— Material —
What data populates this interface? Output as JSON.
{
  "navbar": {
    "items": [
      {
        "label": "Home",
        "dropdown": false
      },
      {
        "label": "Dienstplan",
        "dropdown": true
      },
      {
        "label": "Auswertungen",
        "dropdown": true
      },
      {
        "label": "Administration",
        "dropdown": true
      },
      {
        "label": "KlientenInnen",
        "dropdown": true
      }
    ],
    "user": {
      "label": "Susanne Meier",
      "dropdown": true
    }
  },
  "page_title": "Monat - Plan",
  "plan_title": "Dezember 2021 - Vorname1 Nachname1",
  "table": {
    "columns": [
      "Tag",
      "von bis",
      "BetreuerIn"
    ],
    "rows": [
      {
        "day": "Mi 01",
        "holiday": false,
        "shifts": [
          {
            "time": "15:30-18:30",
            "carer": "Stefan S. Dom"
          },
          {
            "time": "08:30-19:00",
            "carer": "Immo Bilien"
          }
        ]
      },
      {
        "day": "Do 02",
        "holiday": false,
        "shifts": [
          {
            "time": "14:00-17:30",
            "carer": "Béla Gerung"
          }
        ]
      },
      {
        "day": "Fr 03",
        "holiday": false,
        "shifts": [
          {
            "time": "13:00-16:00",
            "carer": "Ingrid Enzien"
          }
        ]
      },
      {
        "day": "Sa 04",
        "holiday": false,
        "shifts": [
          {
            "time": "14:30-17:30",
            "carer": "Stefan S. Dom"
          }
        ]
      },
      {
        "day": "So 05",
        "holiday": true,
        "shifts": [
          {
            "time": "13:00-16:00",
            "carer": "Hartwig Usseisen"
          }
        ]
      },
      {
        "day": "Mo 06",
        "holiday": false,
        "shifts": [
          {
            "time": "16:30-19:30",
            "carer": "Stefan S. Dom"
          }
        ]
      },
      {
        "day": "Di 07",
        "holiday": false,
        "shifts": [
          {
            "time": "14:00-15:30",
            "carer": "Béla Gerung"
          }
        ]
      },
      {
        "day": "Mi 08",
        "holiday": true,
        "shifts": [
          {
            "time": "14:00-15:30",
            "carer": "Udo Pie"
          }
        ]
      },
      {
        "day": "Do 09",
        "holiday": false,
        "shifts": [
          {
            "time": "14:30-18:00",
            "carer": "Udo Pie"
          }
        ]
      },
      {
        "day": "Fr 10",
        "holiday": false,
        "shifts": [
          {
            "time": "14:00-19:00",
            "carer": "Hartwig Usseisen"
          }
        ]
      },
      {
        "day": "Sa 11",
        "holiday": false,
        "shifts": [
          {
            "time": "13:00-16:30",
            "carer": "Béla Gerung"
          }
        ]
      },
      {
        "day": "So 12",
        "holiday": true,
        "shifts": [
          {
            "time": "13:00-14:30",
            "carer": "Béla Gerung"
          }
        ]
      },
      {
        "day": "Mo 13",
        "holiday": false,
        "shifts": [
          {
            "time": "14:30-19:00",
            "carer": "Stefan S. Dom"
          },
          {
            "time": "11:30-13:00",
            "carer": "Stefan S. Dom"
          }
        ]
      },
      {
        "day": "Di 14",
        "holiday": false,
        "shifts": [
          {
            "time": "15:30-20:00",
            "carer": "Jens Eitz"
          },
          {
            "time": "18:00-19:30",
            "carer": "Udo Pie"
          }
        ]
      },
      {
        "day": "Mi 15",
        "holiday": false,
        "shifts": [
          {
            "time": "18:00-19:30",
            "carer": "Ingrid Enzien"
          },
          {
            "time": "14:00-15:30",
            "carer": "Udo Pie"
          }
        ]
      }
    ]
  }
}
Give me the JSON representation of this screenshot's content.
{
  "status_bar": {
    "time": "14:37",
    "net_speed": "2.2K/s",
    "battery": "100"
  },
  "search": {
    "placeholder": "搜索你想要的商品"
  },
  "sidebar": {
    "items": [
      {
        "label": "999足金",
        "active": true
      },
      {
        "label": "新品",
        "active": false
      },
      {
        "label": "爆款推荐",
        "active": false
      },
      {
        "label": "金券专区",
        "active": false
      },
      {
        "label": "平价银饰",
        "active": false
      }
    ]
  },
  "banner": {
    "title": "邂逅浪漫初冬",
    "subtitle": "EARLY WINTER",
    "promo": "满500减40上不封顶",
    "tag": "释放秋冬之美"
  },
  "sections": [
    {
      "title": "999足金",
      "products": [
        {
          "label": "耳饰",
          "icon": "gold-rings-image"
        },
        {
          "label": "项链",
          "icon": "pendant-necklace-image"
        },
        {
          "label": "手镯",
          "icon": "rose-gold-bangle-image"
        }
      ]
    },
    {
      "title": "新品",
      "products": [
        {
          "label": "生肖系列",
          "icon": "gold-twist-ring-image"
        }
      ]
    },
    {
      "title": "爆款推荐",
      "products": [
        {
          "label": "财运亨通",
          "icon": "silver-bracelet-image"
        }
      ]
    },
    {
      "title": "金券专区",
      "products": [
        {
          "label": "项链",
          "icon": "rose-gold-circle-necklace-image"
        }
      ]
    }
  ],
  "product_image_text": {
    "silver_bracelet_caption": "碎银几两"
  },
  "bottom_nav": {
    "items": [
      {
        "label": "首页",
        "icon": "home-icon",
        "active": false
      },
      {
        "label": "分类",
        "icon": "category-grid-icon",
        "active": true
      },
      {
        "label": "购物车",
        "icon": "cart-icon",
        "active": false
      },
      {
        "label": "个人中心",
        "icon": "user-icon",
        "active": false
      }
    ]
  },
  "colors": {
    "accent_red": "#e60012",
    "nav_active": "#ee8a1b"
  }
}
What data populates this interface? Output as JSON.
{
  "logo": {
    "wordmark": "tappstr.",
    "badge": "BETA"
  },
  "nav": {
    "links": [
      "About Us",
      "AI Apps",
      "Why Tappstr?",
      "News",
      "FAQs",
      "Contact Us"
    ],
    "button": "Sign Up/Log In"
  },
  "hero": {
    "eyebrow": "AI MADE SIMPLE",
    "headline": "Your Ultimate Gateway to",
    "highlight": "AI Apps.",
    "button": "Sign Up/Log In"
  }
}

— Goal —
Identify the lines in the entries above that contain "rose", then copy them out.

— Output of the task —
          "icon": "rose-gold-bangle-image"
          "icon": "rose-gold-circle-necklace-image"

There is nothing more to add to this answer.